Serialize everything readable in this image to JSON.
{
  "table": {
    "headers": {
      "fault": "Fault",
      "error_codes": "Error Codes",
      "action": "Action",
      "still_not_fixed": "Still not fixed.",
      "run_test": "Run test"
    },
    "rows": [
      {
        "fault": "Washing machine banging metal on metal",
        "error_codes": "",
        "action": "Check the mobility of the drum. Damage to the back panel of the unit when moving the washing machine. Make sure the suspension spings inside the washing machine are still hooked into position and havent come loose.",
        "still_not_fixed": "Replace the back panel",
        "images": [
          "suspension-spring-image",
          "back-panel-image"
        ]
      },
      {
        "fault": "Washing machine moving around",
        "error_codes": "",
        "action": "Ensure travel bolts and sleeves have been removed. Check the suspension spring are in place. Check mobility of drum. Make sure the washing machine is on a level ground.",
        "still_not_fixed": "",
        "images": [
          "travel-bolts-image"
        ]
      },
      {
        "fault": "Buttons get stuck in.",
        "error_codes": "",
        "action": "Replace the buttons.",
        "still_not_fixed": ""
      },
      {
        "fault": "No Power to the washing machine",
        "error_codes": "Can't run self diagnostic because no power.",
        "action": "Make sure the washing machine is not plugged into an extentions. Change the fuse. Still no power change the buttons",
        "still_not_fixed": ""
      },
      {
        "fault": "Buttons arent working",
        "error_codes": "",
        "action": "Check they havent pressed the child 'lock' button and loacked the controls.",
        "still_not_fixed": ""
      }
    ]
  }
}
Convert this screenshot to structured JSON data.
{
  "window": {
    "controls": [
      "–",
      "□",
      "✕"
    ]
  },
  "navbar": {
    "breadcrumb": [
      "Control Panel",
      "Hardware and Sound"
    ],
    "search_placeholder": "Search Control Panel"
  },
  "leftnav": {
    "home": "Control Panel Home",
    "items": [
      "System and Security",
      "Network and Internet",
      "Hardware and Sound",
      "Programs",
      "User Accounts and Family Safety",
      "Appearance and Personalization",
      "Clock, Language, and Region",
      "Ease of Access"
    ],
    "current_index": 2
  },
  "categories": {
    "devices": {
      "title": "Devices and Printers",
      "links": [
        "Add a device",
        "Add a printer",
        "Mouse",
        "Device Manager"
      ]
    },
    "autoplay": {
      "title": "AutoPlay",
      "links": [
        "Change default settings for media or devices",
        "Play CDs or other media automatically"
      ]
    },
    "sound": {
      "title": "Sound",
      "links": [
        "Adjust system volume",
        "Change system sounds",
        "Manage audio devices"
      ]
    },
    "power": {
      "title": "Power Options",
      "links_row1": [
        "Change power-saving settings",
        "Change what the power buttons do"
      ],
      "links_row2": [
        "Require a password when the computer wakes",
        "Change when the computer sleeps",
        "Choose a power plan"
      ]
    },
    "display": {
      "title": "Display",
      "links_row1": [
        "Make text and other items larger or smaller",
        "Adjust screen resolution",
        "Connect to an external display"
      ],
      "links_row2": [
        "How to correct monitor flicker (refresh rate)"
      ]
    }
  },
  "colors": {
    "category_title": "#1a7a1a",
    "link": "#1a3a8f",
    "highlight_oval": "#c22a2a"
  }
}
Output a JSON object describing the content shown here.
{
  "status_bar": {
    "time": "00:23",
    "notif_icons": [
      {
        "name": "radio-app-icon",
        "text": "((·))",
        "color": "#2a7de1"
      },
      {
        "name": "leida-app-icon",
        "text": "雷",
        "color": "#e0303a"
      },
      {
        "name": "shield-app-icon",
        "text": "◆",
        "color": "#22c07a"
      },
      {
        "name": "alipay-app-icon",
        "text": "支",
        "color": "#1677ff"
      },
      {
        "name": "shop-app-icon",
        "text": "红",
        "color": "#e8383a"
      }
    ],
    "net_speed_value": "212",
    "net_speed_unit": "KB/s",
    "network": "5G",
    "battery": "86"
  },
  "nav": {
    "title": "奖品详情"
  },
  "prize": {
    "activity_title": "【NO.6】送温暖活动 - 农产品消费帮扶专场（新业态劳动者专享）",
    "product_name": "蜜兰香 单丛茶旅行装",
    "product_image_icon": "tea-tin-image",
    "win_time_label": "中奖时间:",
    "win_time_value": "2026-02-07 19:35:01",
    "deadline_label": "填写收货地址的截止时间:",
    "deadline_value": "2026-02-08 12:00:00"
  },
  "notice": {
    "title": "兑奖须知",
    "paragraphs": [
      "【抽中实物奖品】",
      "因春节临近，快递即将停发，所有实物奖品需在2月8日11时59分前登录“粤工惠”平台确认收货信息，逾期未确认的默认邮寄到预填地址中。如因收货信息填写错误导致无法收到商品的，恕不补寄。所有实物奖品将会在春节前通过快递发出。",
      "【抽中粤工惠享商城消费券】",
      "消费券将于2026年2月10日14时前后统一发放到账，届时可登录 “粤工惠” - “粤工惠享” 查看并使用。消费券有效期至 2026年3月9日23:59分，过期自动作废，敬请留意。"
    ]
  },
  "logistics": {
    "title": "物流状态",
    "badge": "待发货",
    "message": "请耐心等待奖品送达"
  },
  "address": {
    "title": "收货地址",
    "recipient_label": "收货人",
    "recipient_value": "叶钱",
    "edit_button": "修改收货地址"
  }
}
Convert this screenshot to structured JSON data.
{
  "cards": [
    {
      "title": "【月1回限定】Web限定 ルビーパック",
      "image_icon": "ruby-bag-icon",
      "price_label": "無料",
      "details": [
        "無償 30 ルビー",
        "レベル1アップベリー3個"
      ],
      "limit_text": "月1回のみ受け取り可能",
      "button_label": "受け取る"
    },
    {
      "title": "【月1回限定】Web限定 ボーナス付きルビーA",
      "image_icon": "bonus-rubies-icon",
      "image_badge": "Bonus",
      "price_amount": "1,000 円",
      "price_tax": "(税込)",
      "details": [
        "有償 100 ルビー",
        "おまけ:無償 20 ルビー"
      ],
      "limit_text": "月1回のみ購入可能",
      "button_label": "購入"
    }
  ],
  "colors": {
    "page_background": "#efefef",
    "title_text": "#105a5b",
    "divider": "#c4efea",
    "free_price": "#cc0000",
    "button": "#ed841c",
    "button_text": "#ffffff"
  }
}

[Task instructions]
Extract all lines from the data in which "Web限定" is found.

[Solution to this task]
      "title": "【月1回限定】Web限定 ルビーパック",
      "title": "【月1回限定】Web限定 ボーナス付きルビーA",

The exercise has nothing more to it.